— WRITTEN TASK —
Give every line of the material again, exactly as written.
━━━━━━━━
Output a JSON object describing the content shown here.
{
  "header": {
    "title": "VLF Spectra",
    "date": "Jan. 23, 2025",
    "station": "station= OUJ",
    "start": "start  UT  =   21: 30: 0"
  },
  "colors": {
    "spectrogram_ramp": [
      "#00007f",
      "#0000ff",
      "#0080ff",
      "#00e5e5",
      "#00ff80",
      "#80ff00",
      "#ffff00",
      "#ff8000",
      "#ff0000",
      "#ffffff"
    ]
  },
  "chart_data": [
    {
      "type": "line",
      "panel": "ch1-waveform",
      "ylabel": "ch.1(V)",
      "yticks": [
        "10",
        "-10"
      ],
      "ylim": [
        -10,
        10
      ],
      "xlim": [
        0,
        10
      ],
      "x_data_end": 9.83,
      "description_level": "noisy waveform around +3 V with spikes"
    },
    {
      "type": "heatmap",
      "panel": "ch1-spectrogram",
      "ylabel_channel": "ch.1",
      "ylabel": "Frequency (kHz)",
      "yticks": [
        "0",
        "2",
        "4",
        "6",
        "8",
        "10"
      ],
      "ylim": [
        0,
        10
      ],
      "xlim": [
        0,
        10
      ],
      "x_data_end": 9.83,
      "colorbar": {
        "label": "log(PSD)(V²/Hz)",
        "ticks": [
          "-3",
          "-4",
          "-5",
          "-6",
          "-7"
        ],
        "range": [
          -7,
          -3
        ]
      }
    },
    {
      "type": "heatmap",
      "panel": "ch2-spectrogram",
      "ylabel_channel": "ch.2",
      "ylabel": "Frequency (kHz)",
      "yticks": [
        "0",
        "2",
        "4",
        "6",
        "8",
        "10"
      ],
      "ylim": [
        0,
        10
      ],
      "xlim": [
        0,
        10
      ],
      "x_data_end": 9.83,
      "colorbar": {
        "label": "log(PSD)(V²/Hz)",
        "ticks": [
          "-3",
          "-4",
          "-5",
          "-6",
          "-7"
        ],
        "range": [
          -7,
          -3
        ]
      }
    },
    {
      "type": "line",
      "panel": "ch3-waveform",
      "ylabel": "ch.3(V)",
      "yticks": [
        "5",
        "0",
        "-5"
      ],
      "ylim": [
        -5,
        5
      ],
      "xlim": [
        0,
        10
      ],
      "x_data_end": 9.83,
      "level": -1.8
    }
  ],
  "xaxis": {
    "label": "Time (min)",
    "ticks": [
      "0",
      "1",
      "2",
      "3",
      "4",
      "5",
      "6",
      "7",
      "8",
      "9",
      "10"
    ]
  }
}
━━━━━━━━
— SOLUTION TO THIS PROBLEM —
Output a JSON object describing the content shown here.
{
  "header": {
    "title": "VLF Spectra",
    "date": "Jan. 23, 2025",
    "station": "station= OUJ",
    "start": "start  UT  =   21: 30: 0"
  },
  "colors": {
    "spectrogram_ramp": [
      "#00007f",
      "#0000ff",
      "#0080ff",
      "#00e5e5",
      "#00ff80",
      "#80ff00",
      "#ffff00",
      "#ff8000",
      "#ff0000",
      "#ffffff"
    ]
  },
  "chart_data": [
    {
      "type": "line",
      "panel": "ch1-waveform",
      "ylabel": "ch.1(V)",
      "yticks": [
        "10",
        "-10"
      ],
      "ylim": [
        -10,
        10
      ],
      "xlim": [
        0,
        10
      ],
      "x_data_end": 9.83,
      "description_level": "noisy waveform around +3 V with spikes"
    },
    {
      "type": "heatmap",
      "panel": "ch1-spectrogram",
      "ylabel_channel": "ch.1",
      "ylabel": "Frequency (kHz)",
      "yticks": [
        "0",
        "2",
        "4",
        "6",
        "8",
        "10"
      ],
      "ylim": [
        0,
        10
      ],
      "xlim": [
        0,
        10
      ],
      "x_data_end": 9.83,
      "colorbar": {
        "label": "log(PSD)(V²/Hz)",
        "ticks": [
          "-3",
          "-4",
          "-5",
          "-6",
          "-7"
        ],
        "range": [
          -7,
          -3
        ]
      }
    },
    {
      "type": "heatmap",
      "panel": "ch2-spectrogram",
      "ylabel_channel": "ch.2",
      "ylabel": "Frequency (kHz)",
      "yticks": [
        "0",
        "2",
        "4",
        "6",
        "8",
        "10"
      ],
      "ylim": [
        0,
        10
      ],
      "xlim": [
        0,
        10
      ],
      "x_data_end": 9.83,
      "colorbar": {
        "label": "log(PSD)(V²/Hz)",
        "ticks": [
          "-3",
          "-4",
          "-5",
          "-6",
          "-7"
        ],
        "range": [
          -7,
          -3
        ]
      }
    },
    {
      "type": "line",
      "panel": "ch3-waveform",
      "ylabel": "ch.3(V)",
      "yticks": [
        "5",
        "0",
        "-5"
      ],
      "ylim": [
        -5,
        5
      ],
      "xlim": [
        0,
        10
      ],
      "x_data_end": 9.83,
      "level": -1.8
    }
  ],
  "xaxis": {
    "label": "Time (min)",
    "ticks": [
      "0",
      "1",
      "2",
      "3",
      "4",
      "5",
      "6",
      "7",
      "8",
      "9",
      "10"
    ]
  }
}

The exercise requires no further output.